- [Instructions for the task] Return, unchanged, the entries from the line containing "minimize-icon[interactable] (573, 24, 597, 48)" through the line containing "setup-app-icon (20, 22, 40, 41)", including both of those lines.

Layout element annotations

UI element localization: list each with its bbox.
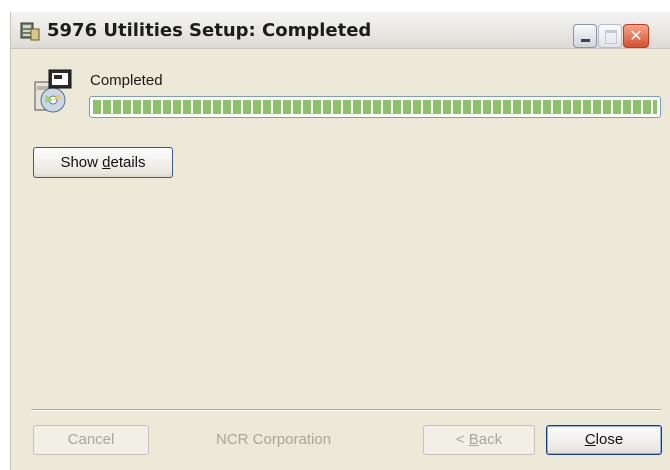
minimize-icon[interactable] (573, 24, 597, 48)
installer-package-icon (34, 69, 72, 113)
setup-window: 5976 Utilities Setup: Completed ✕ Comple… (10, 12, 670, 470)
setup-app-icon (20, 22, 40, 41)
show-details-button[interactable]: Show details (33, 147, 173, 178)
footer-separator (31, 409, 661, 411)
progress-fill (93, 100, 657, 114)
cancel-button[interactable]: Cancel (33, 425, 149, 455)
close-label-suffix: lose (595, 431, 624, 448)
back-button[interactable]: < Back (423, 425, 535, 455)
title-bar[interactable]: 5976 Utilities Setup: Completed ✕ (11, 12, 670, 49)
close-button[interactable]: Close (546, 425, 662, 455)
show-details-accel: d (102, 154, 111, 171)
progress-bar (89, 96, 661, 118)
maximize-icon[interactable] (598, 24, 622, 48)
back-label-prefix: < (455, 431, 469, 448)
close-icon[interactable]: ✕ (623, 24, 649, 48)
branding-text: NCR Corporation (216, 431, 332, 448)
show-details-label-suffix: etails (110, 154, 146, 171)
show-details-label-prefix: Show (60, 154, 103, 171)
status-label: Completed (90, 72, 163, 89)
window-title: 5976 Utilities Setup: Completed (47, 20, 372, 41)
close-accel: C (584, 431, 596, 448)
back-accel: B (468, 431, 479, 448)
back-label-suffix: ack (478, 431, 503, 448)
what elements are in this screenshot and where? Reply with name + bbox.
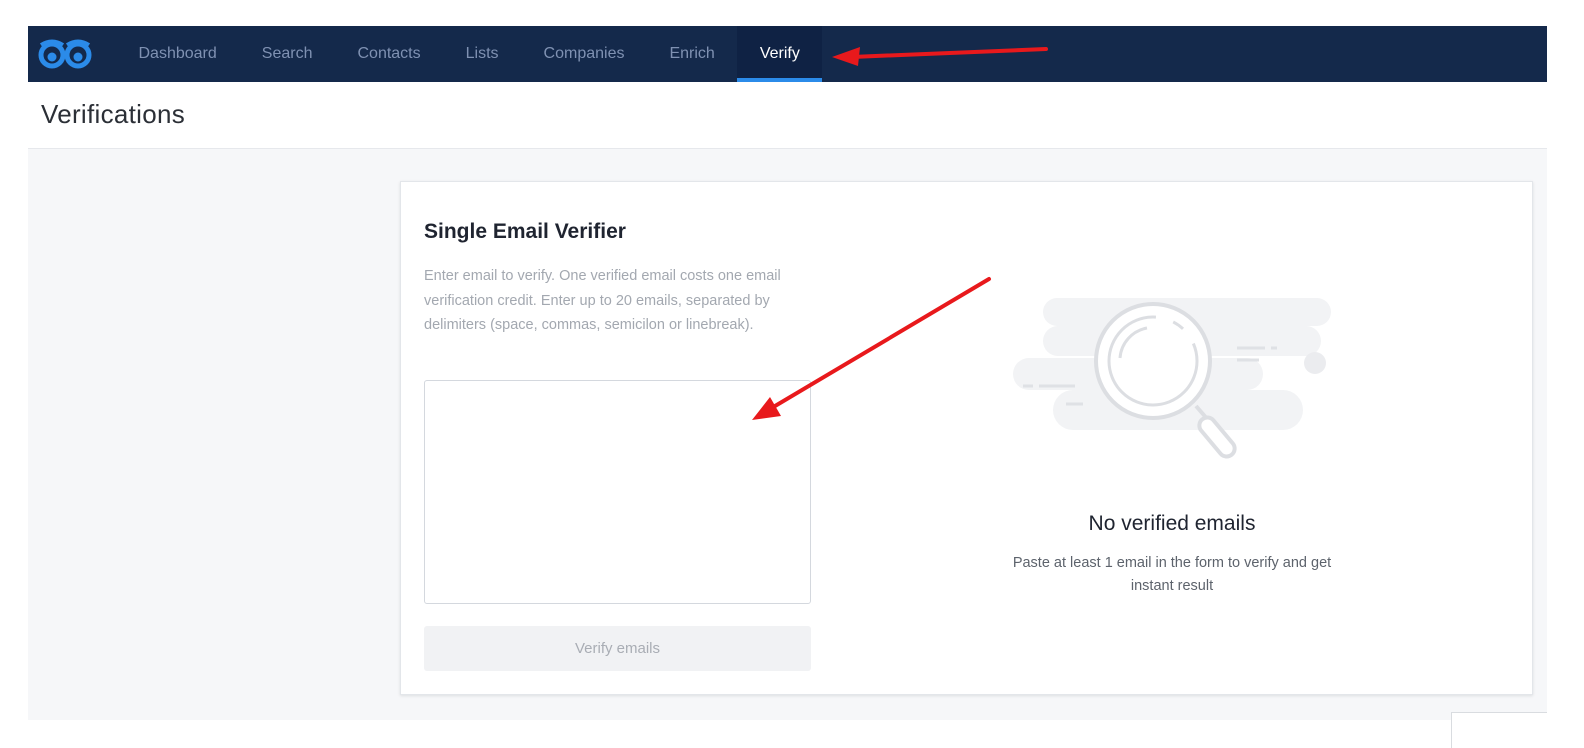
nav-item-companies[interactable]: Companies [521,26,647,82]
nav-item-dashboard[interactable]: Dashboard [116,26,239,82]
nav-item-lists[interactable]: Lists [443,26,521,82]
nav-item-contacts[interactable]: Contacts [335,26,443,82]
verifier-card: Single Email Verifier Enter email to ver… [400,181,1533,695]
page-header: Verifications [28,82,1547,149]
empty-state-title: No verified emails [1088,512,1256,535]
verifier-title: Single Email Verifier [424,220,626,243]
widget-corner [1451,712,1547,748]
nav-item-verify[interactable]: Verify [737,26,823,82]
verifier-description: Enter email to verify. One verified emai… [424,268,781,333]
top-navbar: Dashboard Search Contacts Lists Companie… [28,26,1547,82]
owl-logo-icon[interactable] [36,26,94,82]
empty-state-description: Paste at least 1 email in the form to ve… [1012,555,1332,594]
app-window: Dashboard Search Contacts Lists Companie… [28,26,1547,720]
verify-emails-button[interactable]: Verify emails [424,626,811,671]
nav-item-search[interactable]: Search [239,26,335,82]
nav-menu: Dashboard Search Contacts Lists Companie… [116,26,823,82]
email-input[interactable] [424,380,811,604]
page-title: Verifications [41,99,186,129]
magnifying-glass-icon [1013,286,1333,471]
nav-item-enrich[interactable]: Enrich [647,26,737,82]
==
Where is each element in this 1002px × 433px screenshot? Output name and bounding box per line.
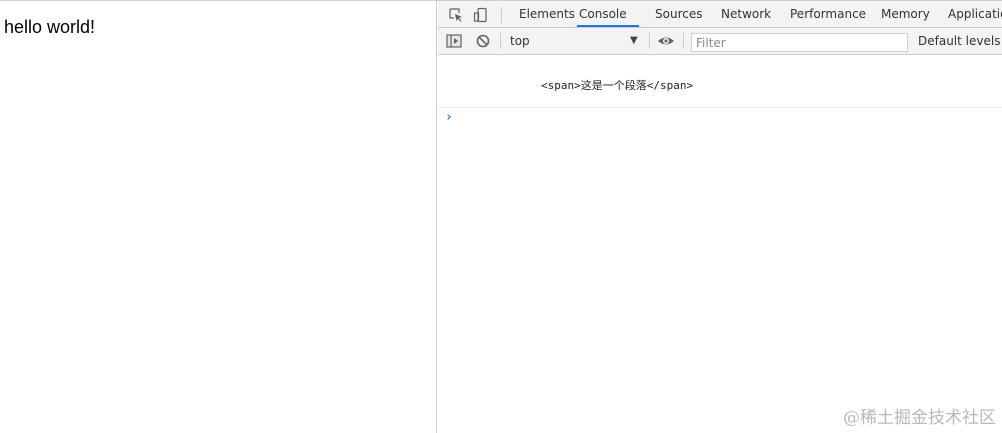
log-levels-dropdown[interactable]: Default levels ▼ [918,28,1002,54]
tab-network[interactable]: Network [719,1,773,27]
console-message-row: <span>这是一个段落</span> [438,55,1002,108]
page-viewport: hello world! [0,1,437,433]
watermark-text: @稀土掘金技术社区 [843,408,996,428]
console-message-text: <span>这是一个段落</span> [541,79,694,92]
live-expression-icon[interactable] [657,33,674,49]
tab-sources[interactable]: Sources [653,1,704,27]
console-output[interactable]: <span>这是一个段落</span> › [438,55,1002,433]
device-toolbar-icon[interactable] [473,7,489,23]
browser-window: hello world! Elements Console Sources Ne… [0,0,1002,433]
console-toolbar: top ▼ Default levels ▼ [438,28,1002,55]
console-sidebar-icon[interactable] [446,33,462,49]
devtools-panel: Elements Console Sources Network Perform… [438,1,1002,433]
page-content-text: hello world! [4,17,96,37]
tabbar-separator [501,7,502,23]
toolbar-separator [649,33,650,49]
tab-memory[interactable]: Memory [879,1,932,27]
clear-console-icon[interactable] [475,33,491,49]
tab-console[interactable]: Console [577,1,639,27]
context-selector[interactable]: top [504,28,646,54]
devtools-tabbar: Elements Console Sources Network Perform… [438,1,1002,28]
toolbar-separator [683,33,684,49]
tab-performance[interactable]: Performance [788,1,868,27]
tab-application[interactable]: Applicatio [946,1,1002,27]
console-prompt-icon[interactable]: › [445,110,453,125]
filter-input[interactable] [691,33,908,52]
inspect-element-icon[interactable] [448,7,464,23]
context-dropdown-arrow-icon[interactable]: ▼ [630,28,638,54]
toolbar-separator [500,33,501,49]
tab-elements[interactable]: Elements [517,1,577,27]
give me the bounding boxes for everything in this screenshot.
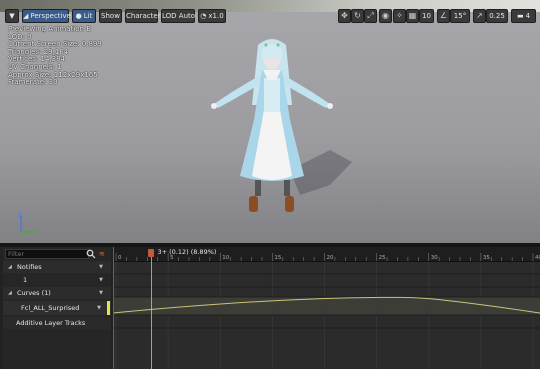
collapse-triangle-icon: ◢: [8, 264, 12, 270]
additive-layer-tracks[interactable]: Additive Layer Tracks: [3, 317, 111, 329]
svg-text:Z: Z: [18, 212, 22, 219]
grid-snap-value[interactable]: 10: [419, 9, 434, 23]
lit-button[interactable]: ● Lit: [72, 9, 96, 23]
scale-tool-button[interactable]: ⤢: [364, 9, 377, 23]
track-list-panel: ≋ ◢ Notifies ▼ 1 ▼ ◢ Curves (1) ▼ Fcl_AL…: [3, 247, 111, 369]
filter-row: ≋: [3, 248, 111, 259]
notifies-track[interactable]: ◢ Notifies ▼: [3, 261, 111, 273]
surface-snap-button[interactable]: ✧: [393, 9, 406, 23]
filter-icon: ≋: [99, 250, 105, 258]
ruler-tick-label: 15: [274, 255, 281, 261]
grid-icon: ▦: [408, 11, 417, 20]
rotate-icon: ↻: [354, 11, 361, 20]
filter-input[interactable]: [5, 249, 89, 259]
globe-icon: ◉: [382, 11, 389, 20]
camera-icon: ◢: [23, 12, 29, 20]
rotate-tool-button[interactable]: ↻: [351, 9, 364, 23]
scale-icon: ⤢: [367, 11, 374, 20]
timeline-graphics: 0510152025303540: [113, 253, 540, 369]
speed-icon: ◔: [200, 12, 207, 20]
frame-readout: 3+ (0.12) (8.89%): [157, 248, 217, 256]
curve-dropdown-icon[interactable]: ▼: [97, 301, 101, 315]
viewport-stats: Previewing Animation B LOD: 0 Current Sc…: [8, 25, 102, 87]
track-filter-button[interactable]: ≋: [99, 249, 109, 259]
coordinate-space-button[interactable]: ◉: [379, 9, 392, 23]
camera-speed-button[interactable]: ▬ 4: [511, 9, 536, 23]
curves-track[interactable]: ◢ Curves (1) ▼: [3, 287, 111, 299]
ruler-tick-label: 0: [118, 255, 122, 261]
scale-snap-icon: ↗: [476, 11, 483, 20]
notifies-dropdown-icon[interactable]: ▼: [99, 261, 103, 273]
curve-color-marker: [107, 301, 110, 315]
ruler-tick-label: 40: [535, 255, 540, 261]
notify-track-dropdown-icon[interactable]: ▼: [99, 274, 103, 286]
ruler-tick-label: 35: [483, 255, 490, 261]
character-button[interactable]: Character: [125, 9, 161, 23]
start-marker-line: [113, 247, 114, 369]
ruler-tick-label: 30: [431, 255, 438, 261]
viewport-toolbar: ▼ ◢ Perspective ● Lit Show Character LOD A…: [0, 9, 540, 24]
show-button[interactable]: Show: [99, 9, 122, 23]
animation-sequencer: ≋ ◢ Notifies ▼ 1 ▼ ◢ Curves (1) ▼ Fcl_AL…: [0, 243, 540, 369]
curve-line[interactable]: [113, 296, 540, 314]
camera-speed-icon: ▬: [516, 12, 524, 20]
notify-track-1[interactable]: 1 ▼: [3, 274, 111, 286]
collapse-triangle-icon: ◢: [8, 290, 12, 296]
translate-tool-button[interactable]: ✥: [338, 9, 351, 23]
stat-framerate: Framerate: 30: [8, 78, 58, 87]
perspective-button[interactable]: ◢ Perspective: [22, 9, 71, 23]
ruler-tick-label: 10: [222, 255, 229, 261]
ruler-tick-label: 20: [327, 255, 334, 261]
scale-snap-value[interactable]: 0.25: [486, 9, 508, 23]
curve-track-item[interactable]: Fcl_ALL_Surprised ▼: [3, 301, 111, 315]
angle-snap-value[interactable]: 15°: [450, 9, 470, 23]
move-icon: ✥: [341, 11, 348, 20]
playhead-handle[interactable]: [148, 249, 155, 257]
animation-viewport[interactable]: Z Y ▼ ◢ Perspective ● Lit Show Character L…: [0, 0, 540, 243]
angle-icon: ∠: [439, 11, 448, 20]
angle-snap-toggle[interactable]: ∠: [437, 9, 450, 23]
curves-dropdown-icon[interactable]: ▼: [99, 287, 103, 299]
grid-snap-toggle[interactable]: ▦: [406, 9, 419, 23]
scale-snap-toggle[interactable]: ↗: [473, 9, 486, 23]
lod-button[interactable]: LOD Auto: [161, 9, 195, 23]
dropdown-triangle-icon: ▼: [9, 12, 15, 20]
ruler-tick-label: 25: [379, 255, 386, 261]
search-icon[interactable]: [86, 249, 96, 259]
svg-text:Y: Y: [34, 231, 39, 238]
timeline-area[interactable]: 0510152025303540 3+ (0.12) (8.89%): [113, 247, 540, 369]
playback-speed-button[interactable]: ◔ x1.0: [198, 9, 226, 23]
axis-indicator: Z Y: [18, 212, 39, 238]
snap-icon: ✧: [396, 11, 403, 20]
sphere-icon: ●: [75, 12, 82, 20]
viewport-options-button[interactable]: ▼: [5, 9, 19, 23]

- [Task response]
minimize-icon[interactable] (573, 24, 597, 48)
installer-package-icon (34, 69, 72, 113)
setup-window: 5976 Utilities Setup: Completed ✕ Comple… (10, 12, 670, 470)
setup-app-icon (20, 22, 40, 41)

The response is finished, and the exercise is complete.